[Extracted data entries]
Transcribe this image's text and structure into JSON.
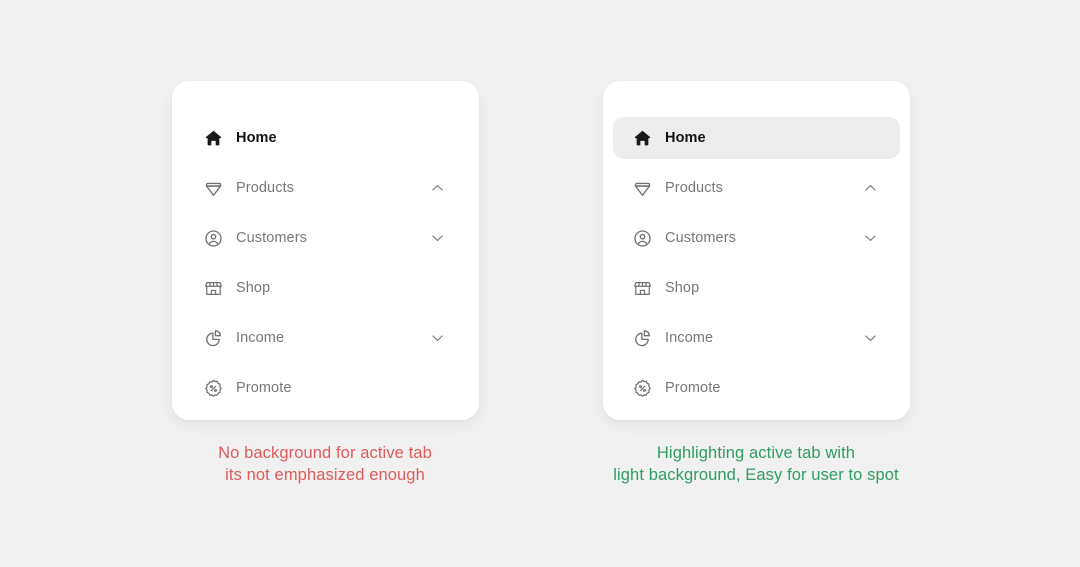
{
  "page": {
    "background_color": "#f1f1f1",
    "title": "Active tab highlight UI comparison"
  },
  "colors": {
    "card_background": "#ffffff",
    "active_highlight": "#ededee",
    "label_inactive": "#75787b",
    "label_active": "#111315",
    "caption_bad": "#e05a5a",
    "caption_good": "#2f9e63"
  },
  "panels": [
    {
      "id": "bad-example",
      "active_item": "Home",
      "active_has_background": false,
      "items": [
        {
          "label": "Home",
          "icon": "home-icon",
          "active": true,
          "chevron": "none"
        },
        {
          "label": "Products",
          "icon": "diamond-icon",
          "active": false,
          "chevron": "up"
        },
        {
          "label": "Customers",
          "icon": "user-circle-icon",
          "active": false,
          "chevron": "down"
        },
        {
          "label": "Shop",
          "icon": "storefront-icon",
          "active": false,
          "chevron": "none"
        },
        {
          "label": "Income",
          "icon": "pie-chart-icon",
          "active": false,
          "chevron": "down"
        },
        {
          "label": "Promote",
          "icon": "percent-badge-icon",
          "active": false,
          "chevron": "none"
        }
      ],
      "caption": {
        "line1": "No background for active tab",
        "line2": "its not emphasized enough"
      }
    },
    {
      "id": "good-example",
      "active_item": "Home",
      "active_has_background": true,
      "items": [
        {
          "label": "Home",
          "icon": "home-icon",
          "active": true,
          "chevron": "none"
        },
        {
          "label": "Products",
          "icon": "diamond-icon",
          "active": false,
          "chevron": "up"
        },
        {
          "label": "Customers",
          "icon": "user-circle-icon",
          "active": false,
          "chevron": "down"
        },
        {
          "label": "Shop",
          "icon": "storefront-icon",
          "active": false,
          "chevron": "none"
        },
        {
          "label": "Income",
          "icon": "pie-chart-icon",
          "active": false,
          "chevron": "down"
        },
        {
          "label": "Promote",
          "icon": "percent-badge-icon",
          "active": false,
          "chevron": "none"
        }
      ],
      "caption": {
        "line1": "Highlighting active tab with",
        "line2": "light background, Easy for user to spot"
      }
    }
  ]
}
---
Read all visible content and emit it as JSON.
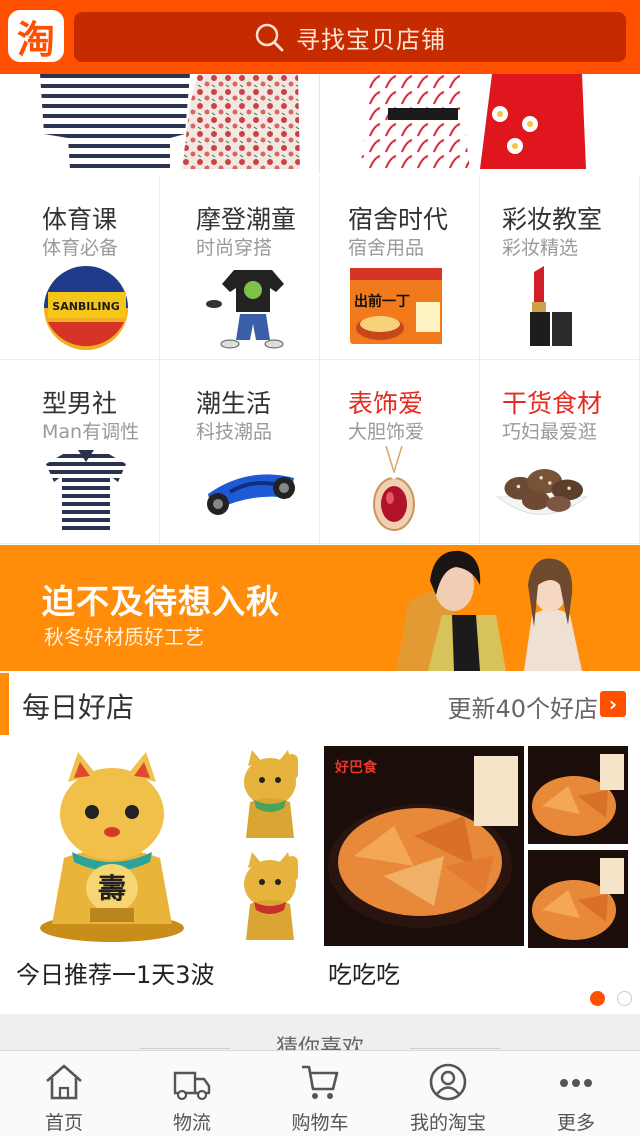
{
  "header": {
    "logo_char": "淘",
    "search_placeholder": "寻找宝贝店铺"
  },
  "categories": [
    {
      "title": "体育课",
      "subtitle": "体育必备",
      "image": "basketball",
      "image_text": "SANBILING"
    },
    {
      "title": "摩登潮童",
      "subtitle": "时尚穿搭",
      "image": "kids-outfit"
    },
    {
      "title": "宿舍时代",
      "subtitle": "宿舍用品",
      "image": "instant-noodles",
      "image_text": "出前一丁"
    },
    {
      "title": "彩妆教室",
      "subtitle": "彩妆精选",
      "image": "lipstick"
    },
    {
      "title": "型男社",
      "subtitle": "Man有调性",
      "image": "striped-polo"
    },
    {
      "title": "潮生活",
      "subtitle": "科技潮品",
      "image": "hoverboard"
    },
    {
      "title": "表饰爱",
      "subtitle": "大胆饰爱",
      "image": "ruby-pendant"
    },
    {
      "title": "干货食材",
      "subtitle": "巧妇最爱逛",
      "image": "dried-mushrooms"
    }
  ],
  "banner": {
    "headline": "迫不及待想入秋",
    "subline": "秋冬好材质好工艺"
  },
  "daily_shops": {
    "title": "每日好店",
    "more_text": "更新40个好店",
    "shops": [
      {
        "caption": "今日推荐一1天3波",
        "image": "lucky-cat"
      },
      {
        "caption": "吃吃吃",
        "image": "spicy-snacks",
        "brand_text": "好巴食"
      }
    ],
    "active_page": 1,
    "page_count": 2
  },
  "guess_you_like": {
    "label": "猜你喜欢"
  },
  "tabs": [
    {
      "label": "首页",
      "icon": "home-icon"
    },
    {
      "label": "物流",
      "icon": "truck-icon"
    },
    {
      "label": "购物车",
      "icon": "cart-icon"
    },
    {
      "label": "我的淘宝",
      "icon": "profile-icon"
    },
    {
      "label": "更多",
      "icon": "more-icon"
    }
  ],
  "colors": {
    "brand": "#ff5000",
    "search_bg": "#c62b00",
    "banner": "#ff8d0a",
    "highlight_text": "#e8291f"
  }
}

What you need to do:
Which lines in the records above contain the string "subtitle"? Copy each one.

Answer:
      "subtitle": "体育必备",
      "subtitle": "时尚穿搭",
      "subtitle": "宿舍用品",
      "subtitle": "彩妆精选",
      "subtitle": "Man有调性",
      "subtitle": "科技潮品",
      "subtitle": "大胆饰爱",
      "subtitle": "巧妇最爱逛",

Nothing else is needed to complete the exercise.